Directive: In the copy, keep every record exact and leave out all images.

□ □ □

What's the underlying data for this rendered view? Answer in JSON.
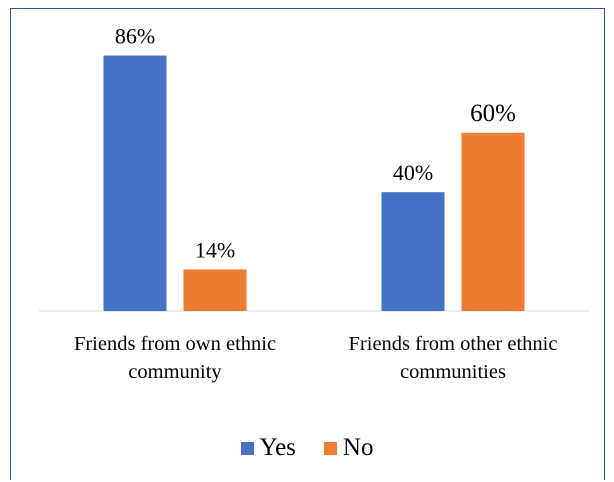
{
  "chart_data": {
    "type": "bar",
    "categories": [
      [
        "Friends from own ethnic",
        "community"
      ],
      [
        "Friends from other ethnic",
        "communities"
      ]
    ],
    "series": [
      {
        "name": "Yes",
        "values": [
          86,
          40
        ],
        "labels": [
          "86%",
          "40%"
        ],
        "color": "#4472c4"
      },
      {
        "name": "No",
        "values": [
          14,
          60
        ],
        "labels": [
          "14%",
          "60%"
        ],
        "color": "#ed7d31"
      }
    ],
    "title": "",
    "xlabel": "",
    "ylabel": "",
    "ylim": [
      0,
      100
    ],
    "grid": false,
    "legend_position": "bottom"
  }
}
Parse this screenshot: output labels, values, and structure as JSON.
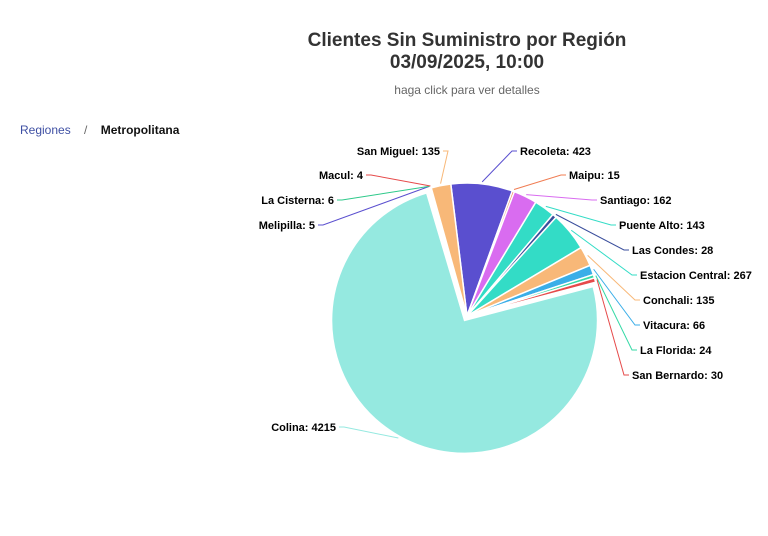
{
  "header": {
    "title_line1": "Clientes Sin Suministro por Región",
    "title_line2": "03/09/2025, 10:00",
    "subtitle": "haga click para ver detalles"
  },
  "breadcrumb": {
    "root": "Regiones",
    "separator": "/",
    "current": "Metropolitana"
  },
  "chart_data": {
    "type": "pie",
    "title": "Clientes Sin Suministro por Región 03/09/2025, 10:00",
    "subtitle": "haga click para ver detalles",
    "start_angle_deg": -7,
    "slices": [
      {
        "name": "Recoleta",
        "value": 423,
        "color": "#5a4fcf"
      },
      {
        "name": "Maipu",
        "value": 15,
        "color": "#f07c52"
      },
      {
        "name": "Santiago",
        "value": 162,
        "color": "#d96cf0"
      },
      {
        "name": "Puente Alto",
        "value": 143,
        "color": "#33dcc6"
      },
      {
        "name": "Las Condes",
        "value": 28,
        "color": "#3a4e9c"
      },
      {
        "name": "Estacion Central",
        "value": 267,
        "color": "#33dcc6"
      },
      {
        "name": "Conchali",
        "value": 135,
        "color": "#f8b878"
      },
      {
        "name": "Vitacura",
        "value": 66,
        "color": "#3aaee8"
      },
      {
        "name": "La Florida",
        "value": 24,
        "color": "#36d9a6"
      },
      {
        "name": "San Bernardo",
        "value": 30,
        "color": "#e64a4a"
      },
      {
        "name": "Colina",
        "value": 4215,
        "color": "#95e9e0"
      },
      {
        "name": "Melipilla",
        "value": 5,
        "color": "#5a4fcf"
      },
      {
        "name": "La Cisterna",
        "value": 6,
        "color": "#2ec98a"
      },
      {
        "name": "Macul",
        "value": 4,
        "color": "#e64a4a"
      },
      {
        "name": "San Miguel",
        "value": 135,
        "color": "#f8b878"
      }
    ]
  }
}
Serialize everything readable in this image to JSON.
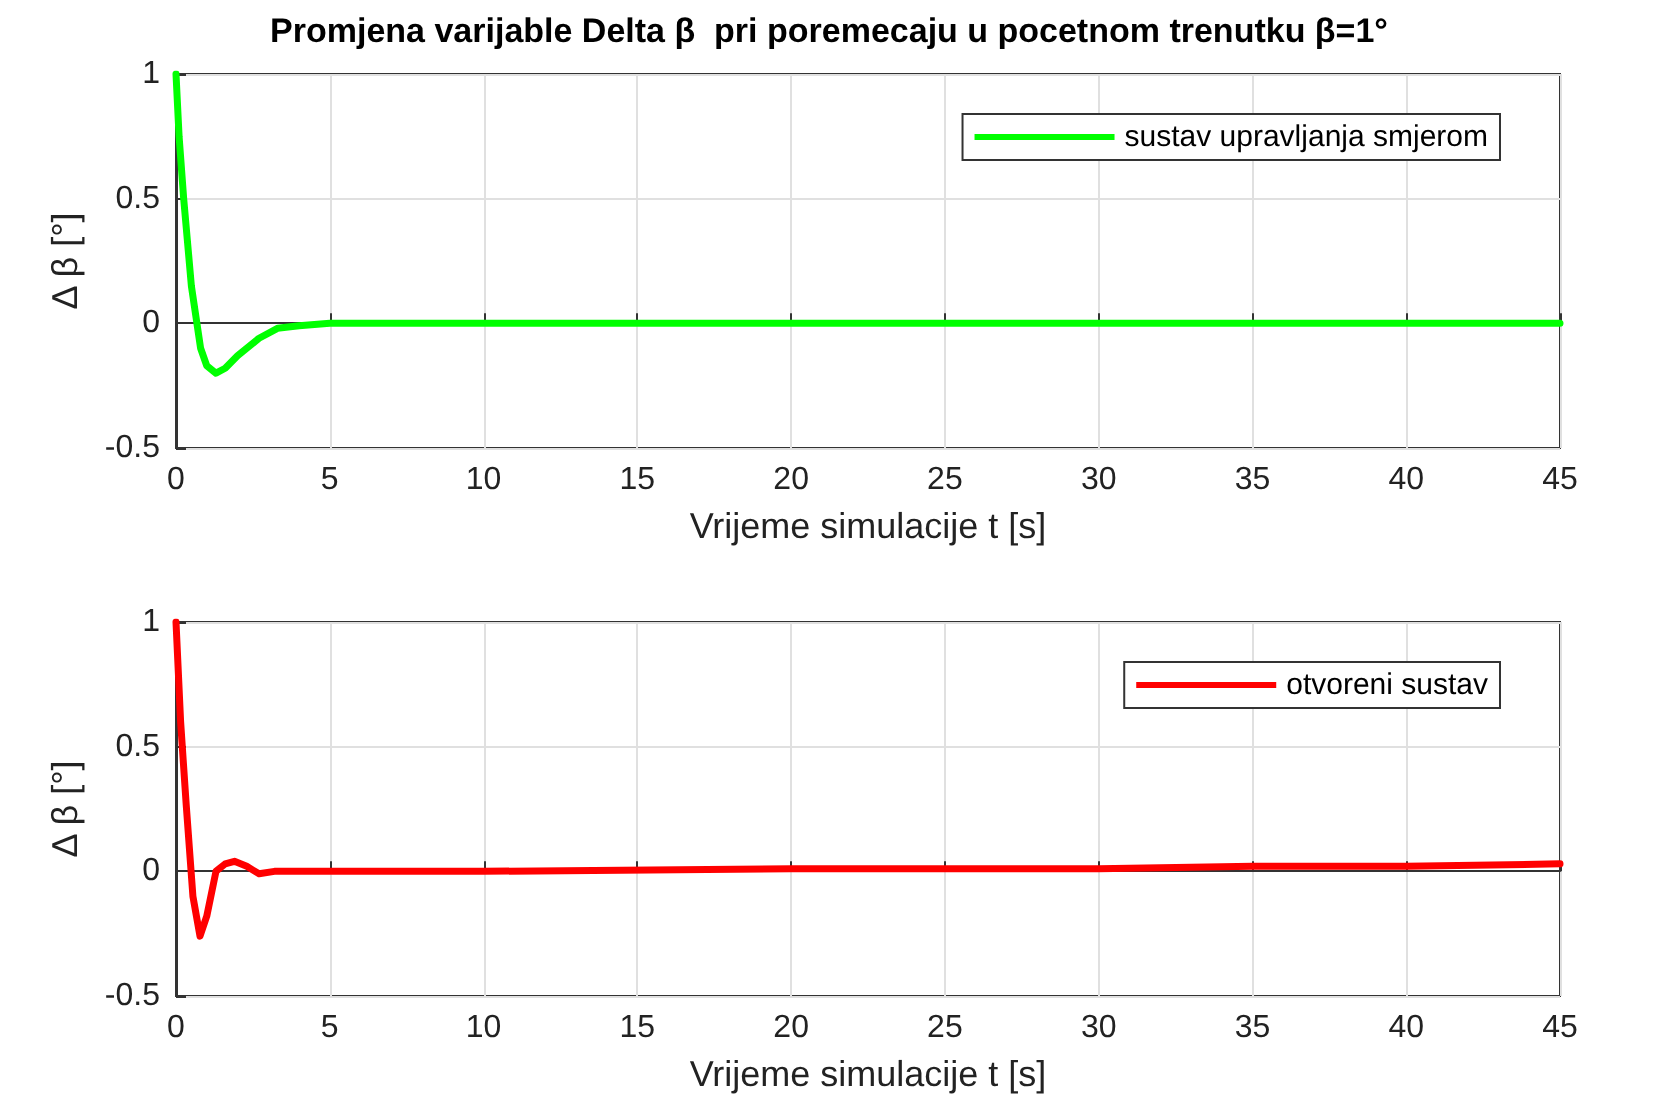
{
  "chart_data": [
    {
      "type": "line",
      "title": "Promjena varijable Delta β  pri poremecaju u pocetnom trenutku β=1°",
      "xlabel": "Vrijeme simulacije t [s]",
      "ylabel": "Δ β [°]",
      "x": [
        0,
        0.1,
        0.25,
        0.5,
        0.8,
        1.0,
        1.3,
        1.6,
        2.0,
        2.7,
        3.3,
        4.0,
        5,
        10,
        20,
        30,
        45
      ],
      "series": [
        {
          "name": "sustav upravljanja smjerom",
          "color": "#00ff00",
          "values": [
            1,
            0.75,
            0.5,
            0.15,
            -0.1,
            -0.17,
            -0.2,
            -0.18,
            -0.13,
            -0.06,
            -0.02,
            -0.01,
            0,
            0,
            0,
            0,
            0
          ]
        }
      ],
      "xlim": [
        0,
        45
      ],
      "xticks": [
        0,
        5,
        10,
        15,
        20,
        25,
        30,
        35,
        40,
        45
      ],
      "ylim": [
        -0.5,
        1
      ],
      "yticks": [
        -0.5,
        0,
        0.5,
        1
      ],
      "grid": true,
      "legend": "top right",
      "marker": "none",
      "line_style": "solid"
    },
    {
      "type": "line",
      "xlabel": "Vrijeme simulacije t [s]",
      "ylabel": "Δ β [°]",
      "x": [
        0,
        0.15,
        0.33,
        0.55,
        0.78,
        1.0,
        1.3,
        1.6,
        1.9,
        2.3,
        2.7,
        3.2,
        5,
        10,
        20,
        25,
        30,
        35,
        40,
        45
      ],
      "series": [
        {
          "name": "otvoreni sustav",
          "color": "#ff0000",
          "values": [
            1,
            0.6,
            0.27,
            -0.1,
            -0.26,
            -0.18,
            0,
            0.03,
            0.04,
            0.02,
            -0.01,
            0,
            0,
            0,
            0.01,
            0.01,
            0.01,
            0.02,
            0.02,
            0.03
          ]
        }
      ],
      "xlim": [
        0,
        45
      ],
      "xticks": [
        0,
        5,
        10,
        15,
        20,
        25,
        30,
        35,
        40,
        45
      ],
      "ylim": [
        -0.5,
        1
      ],
      "yticks": [
        -0.5,
        0,
        0.5,
        1
      ],
      "grid": true,
      "legend": "top right",
      "marker": "none",
      "line_style": "solid"
    }
  ]
}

□ □ □

Answer to the task:
What's the underlying data for this rendered view? Answer in JSON.
{
  "chart_data": {
    "type": "bar",
    "categories": [
      [
        "Friends from own ethnic",
        "community"
      ],
      [
        "Friends from other ethnic",
        "communities"
      ]
    ],
    "series": [
      {
        "name": "Yes",
        "values": [
          86,
          40
        ],
        "labels": [
          "86%",
          "40%"
        ],
        "color": "#4472c4"
      },
      {
        "name": "No",
        "values": [
          14,
          60
        ],
        "labels": [
          "14%",
          "60%"
        ],
        "color": "#ed7d31"
      }
    ],
    "title": "",
    "xlabel": "",
    "ylabel": "",
    "ylim": [
      0,
      100
    ],
    "grid": false,
    "legend_position": "bottom"
  }
}
Parse this screenshot: output labels, values, and structure as JSON.
{
  "header": {
    "title_line1": "Clientes Sin Suministro por Región",
    "title_line2": "03/09/2025, 10:00",
    "subtitle": "haga click para ver detalles"
  },
  "breadcrumb": {
    "root": "Regiones",
    "separator": "/",
    "current": "Metropolitana"
  },
  "chart_data": {
    "type": "pie",
    "title": "Clientes Sin Suministro por Región 03/09/2025, 10:00",
    "subtitle": "haga click para ver detalles",
    "start_angle_deg": -7,
    "slices": [
      {
        "name": "Recoleta",
        "value": 423,
        "color": "#5a4fcf"
      },
      {
        "name": "Maipu",
        "value": 15,
        "color": "#f07c52"
      },
      {
        "name": "Santiago",
        "value": 162,
        "color": "#d96cf0"
      },
      {
        "name": "Puente Alto",
        "value": 143,
        "color": "#33dcc6"
      },
      {
        "name": "Las Condes",
        "value": 28,
        "color": "#3a4e9c"
      },
      {
        "name": "Estacion Central",
        "value": 267,
        "color": "#33dcc6"
      },
      {
        "name": "Conchali",
        "value": 135,
        "color": "#f8b878"
      },
      {
        "name": "Vitacura",
        "value": 66,
        "color": "#3aaee8"
      },
      {
        "name": "La Florida",
        "value": 24,
        "color": "#36d9a6"
      },
      {
        "name": "San Bernardo",
        "value": 30,
        "color": "#e64a4a"
      },
      {
        "name": "Colina",
        "value": 4215,
        "color": "#95e9e0"
      },
      {
        "name": "Melipilla",
        "value": 5,
        "color": "#5a4fcf"
      },
      {
        "name": "La Cisterna",
        "value": 6,
        "color": "#2ec98a"
      },
      {
        "name": "Macul",
        "value": 4,
        "color": "#e64a4a"
      },
      {
        "name": "San Miguel",
        "value": 135,
        "color": "#f8b878"
      }
    ]
  }
}
Serialize everything readable in this image to JSON.
{
  "chart_data": [
    {
      "type": "line",
      "title": "Promjena varijable Delta β  pri poremecaju u pocetnom trenutku β=1°",
      "xlabel": "Vrijeme simulacije t [s]",
      "ylabel": "Δ β [°]",
      "x": [
        0,
        0.1,
        0.25,
        0.5,
        0.8,
        1.0,
        1.3,
        1.6,
        2.0,
        2.7,
        3.3,
        4.0,
        5,
        10,
        20,
        30,
        45
      ],
      "series": [
        {
          "name": "sustav upravljanja smjerom",
          "color": "#00ff00",
          "values": [
            1,
            0.75,
            0.5,
            0.15,
            -0.1,
            -0.17,
            -0.2,
            -0.18,
            -0.13,
            -0.06,
            -0.02,
            -0.01,
            0,
            0,
            0,
            0,
            0
          ]
        }
      ],
      "xlim": [
        0,
        45
      ],
      "xticks": [
        0,
        5,
        10,
        15,
        20,
        25,
        30,
        35,
        40,
        45
      ],
      "ylim": [
        -0.5,
        1
      ],
      "yticks": [
        -0.5,
        0,
        0.5,
        1
      ],
      "grid": true,
      "legend": "top right",
      "marker": "none",
      "line_style": "solid"
    },
    {
      "type": "line",
      "xlabel": "Vrijeme simulacije t [s]",
      "ylabel": "Δ β [°]",
      "x": [
        0,
        0.15,
        0.33,
        0.55,
        0.78,
        1.0,
        1.3,
        1.6,
        1.9,
        2.3,
        2.7,
        3.2,
        5,
        10,
        20,
        25,
        30,
        35,
        40,
        45
      ],
      "series": [
        {
          "name": "otvoreni sustav",
          "color": "#ff0000",
          "values": [
            1,
            0.6,
            0.27,
            -0.1,
            -0.26,
            -0.18,
            0,
            0.03,
            0.04,
            0.02,
            -0.01,
            0,
            0,
            0,
            0.01,
            0.01,
            0.01,
            0.02,
            0.02,
            0.03
          ]
        }
      ],
      "xlim": [
        0,
        45
      ],
      "xticks": [
        0,
        5,
        10,
        15,
        20,
        25,
        30,
        35,
        40,
        45
      ],
      "ylim": [
        -0.5,
        1
      ],
      "yticks": [
        -0.5,
        0,
        0.5,
        1
      ],
      "grid": true,
      "legend": "top right",
      "marker": "none",
      "line_style": "solid"
    }
  ]
}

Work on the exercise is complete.